## Begin EXERCISE INPUTS
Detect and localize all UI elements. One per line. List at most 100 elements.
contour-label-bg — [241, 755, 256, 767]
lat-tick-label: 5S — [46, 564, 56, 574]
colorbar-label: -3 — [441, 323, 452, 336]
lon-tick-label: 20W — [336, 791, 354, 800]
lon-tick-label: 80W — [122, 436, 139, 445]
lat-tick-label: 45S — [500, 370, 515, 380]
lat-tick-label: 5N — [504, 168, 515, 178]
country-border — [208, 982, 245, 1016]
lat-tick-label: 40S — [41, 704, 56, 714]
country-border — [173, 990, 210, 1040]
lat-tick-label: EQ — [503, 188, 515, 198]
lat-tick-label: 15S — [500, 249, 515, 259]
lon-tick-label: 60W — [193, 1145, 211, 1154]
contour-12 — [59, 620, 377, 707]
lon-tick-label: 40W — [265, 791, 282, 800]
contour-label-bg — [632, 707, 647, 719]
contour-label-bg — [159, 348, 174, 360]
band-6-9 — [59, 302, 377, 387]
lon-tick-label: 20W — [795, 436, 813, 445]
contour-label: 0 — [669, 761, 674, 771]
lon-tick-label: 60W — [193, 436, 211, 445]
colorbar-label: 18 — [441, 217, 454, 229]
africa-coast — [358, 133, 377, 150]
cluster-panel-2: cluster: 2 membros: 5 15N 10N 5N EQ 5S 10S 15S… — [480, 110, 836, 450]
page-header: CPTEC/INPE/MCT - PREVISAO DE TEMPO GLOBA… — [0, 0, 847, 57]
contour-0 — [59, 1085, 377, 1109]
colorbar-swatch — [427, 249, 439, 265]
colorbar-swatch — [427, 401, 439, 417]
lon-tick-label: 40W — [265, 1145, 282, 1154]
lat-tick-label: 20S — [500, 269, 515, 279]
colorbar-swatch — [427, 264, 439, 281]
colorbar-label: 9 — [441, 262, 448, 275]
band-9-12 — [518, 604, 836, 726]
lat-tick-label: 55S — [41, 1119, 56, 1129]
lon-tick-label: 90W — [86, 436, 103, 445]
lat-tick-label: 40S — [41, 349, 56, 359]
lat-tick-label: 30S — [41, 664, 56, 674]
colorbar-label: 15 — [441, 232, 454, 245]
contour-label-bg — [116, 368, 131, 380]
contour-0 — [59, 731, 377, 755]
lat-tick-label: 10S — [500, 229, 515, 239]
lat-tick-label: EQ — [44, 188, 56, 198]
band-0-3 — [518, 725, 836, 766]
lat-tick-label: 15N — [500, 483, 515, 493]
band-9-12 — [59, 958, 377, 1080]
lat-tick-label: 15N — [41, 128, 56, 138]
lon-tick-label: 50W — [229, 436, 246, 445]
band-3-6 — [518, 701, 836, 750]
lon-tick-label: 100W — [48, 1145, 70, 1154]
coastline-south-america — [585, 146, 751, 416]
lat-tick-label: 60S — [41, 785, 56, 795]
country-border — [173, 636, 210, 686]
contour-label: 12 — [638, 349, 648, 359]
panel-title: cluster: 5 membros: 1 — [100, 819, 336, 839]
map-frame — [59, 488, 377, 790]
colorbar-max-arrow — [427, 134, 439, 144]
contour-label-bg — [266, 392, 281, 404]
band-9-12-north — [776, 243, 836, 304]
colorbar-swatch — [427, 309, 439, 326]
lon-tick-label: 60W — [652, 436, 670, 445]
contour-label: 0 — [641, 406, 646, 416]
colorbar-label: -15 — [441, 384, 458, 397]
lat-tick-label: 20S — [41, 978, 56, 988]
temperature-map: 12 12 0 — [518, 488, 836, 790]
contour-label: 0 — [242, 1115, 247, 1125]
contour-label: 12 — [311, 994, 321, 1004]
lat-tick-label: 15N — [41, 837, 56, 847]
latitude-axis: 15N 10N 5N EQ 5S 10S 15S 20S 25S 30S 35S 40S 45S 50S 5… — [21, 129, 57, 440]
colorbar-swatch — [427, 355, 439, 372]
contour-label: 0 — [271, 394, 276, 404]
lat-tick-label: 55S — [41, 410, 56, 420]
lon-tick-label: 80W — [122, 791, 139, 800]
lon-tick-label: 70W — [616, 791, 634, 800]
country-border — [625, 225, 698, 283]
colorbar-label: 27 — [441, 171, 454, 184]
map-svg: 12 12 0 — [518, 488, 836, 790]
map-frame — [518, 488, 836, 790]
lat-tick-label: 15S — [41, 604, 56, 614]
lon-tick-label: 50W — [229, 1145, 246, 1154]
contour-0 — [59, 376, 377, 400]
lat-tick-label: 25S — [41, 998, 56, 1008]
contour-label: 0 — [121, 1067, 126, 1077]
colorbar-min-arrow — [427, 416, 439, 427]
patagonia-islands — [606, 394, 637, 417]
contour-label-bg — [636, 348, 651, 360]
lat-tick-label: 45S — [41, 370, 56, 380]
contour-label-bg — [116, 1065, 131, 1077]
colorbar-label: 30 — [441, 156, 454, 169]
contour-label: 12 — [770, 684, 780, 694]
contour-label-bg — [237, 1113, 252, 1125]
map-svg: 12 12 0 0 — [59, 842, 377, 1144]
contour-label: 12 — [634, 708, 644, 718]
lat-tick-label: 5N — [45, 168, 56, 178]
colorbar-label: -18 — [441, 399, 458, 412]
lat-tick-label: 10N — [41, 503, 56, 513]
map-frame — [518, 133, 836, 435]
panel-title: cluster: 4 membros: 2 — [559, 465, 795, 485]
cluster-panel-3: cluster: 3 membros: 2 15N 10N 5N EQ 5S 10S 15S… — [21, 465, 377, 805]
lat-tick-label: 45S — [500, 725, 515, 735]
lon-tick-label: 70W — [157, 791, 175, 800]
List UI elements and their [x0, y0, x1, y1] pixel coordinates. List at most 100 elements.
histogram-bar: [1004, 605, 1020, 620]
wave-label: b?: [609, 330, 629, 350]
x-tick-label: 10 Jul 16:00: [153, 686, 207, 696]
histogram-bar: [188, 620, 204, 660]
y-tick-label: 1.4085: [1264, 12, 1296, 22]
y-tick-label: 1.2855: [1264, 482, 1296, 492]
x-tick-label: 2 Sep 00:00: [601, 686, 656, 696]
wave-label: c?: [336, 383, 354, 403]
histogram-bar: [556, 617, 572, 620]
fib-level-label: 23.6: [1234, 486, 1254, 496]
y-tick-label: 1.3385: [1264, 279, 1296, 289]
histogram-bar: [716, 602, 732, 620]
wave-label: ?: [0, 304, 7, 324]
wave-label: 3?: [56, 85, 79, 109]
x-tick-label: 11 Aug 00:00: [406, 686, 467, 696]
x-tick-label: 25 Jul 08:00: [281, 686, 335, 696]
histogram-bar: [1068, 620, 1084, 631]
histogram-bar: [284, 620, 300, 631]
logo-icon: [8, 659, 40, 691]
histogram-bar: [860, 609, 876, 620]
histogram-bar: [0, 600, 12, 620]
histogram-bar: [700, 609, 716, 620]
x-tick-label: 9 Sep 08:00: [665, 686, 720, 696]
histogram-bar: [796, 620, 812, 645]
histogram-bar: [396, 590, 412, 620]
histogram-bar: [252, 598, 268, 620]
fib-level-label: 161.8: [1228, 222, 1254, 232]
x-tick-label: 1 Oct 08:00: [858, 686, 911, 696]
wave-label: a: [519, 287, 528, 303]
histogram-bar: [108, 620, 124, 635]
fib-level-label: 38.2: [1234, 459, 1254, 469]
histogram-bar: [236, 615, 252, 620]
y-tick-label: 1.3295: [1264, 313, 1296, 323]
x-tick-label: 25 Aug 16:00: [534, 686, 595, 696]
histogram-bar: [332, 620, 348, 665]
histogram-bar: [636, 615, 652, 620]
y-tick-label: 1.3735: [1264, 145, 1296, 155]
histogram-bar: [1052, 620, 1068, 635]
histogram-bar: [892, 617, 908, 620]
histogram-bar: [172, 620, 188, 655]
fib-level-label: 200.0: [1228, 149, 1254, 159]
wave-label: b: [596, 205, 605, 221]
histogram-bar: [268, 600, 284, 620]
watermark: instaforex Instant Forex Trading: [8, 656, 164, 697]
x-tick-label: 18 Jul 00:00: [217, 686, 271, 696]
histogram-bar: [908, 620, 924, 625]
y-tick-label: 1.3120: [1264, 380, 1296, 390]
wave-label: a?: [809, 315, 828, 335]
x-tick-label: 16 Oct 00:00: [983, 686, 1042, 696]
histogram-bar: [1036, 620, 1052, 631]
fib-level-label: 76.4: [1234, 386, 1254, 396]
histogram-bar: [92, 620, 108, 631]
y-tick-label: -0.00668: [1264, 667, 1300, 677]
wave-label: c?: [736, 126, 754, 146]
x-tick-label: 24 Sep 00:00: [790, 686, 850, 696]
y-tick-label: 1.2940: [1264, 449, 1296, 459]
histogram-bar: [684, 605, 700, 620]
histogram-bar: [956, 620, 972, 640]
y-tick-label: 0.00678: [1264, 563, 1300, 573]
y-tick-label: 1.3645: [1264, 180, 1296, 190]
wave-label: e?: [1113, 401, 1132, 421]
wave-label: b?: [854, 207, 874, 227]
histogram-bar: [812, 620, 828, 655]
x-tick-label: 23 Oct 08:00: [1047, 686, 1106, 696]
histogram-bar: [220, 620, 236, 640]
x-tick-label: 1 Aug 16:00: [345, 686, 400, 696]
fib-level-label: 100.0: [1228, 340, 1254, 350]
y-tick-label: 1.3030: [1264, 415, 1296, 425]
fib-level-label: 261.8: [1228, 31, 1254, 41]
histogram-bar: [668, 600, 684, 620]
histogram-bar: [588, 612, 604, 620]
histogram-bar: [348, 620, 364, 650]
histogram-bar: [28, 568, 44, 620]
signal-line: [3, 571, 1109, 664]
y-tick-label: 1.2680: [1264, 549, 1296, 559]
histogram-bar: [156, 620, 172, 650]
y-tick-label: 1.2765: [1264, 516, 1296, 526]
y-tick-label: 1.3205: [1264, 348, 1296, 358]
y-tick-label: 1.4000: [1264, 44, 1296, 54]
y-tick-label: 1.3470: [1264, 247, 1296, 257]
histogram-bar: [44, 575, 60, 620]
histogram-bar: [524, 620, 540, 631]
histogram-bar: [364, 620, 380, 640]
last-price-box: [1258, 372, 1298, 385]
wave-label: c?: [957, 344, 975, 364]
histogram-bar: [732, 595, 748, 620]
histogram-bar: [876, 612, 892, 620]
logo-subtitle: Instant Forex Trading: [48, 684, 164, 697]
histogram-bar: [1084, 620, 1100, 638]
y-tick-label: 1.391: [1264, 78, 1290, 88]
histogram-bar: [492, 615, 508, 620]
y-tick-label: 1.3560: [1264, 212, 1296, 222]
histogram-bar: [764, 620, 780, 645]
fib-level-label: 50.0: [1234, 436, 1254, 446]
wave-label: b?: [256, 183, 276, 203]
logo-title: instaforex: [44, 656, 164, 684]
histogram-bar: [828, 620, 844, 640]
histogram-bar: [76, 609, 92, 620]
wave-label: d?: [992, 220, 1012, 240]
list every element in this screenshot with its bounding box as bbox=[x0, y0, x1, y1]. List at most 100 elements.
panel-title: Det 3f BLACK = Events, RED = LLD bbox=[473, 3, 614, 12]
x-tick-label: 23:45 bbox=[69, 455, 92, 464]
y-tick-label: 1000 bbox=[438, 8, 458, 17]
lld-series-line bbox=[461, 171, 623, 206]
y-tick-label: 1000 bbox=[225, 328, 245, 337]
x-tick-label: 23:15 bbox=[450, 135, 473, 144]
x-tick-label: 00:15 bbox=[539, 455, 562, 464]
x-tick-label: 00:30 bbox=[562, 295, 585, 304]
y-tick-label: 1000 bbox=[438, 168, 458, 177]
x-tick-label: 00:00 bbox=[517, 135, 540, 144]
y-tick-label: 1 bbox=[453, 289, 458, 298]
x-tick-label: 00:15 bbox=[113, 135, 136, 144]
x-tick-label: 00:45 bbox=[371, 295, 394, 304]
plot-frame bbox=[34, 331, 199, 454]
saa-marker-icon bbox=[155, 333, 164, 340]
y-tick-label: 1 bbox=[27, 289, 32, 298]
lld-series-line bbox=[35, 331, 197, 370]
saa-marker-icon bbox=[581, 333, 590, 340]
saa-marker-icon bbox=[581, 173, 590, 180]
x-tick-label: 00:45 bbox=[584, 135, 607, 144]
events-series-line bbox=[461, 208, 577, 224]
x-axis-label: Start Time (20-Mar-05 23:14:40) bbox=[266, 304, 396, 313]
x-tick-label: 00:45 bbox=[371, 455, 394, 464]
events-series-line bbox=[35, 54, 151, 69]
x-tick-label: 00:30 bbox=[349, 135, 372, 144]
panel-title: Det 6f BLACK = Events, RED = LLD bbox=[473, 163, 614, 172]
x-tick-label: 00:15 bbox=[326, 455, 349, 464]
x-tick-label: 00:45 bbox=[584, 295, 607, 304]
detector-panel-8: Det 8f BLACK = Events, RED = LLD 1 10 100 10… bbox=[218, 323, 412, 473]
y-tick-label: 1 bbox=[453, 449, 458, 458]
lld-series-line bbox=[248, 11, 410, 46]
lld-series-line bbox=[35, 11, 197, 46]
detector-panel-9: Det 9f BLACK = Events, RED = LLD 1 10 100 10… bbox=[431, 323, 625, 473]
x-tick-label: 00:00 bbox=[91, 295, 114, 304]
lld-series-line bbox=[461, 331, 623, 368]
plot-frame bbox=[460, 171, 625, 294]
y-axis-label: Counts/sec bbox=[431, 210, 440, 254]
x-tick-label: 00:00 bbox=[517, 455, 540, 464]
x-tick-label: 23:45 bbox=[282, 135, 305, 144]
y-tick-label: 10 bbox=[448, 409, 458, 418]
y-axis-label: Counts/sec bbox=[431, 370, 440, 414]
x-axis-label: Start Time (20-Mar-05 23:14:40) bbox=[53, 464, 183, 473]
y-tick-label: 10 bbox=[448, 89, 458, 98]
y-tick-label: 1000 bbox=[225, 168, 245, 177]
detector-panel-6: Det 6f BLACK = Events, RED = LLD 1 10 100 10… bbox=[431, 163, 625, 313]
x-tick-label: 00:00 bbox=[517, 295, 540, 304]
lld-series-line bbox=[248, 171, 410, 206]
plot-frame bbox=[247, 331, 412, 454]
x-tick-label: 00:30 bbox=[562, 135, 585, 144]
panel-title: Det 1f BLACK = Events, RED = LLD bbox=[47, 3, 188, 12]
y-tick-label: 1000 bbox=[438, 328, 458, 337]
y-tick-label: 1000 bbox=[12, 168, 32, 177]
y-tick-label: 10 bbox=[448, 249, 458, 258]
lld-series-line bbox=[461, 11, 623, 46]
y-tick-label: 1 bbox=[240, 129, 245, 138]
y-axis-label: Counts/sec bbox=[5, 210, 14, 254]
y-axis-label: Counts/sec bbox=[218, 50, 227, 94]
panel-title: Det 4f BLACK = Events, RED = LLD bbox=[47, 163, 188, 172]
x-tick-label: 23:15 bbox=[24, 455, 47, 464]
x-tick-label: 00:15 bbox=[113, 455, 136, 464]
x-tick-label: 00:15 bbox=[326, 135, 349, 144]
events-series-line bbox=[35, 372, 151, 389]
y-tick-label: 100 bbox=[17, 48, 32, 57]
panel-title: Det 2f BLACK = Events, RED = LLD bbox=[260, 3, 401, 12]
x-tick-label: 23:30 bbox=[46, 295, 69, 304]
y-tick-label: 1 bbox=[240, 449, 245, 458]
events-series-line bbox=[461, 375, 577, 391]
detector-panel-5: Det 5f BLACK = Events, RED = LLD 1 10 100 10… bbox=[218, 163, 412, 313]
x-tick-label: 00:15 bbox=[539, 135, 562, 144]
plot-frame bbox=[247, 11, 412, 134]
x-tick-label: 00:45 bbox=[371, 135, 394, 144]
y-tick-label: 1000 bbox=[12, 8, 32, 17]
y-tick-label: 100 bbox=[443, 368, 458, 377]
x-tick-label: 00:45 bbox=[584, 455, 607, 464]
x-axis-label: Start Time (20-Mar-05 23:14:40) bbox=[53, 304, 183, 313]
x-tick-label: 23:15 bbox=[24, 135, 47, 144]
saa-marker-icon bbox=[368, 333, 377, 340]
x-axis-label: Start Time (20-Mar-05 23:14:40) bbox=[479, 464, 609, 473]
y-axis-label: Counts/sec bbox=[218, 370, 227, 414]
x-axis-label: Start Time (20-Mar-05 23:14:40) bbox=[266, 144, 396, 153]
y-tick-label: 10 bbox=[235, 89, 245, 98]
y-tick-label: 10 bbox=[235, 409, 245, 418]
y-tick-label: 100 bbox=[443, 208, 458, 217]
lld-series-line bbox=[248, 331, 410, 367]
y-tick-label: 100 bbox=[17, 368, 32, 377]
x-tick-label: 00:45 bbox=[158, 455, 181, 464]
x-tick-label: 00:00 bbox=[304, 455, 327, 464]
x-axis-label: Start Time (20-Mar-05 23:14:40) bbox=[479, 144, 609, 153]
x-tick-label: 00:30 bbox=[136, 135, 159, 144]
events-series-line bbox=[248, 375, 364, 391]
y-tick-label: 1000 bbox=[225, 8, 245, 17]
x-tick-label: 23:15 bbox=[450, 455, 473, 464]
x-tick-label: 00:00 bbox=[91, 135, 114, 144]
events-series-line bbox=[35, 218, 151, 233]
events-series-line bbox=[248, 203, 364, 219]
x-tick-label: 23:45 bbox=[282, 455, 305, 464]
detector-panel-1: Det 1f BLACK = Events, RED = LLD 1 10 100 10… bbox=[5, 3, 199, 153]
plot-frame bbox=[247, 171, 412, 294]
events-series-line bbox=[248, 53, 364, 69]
## End EXERCISE INPUTS
Copy the records above word for word, starting with their first line and going on through the line with "lat-tick-label: 40S — [41, 704, 56, 714]", both included.

Detect and localize all UI elements. One per line. List at most 100 elements.
contour-label-bg — [241, 755, 256, 767]
lat-tick-label: 5S — [46, 564, 56, 574]
colorbar-label: -3 — [441, 323, 452, 336]
lon-tick-label: 20W — [336, 791, 354, 800]
lon-tick-label: 80W — [122, 436, 139, 445]
lat-tick-label: 45S — [500, 370, 515, 380]
lat-tick-label: 5N — [504, 168, 515, 178]
country-border — [208, 982, 245, 1016]
lat-tick-label: 40S — [41, 704, 56, 714]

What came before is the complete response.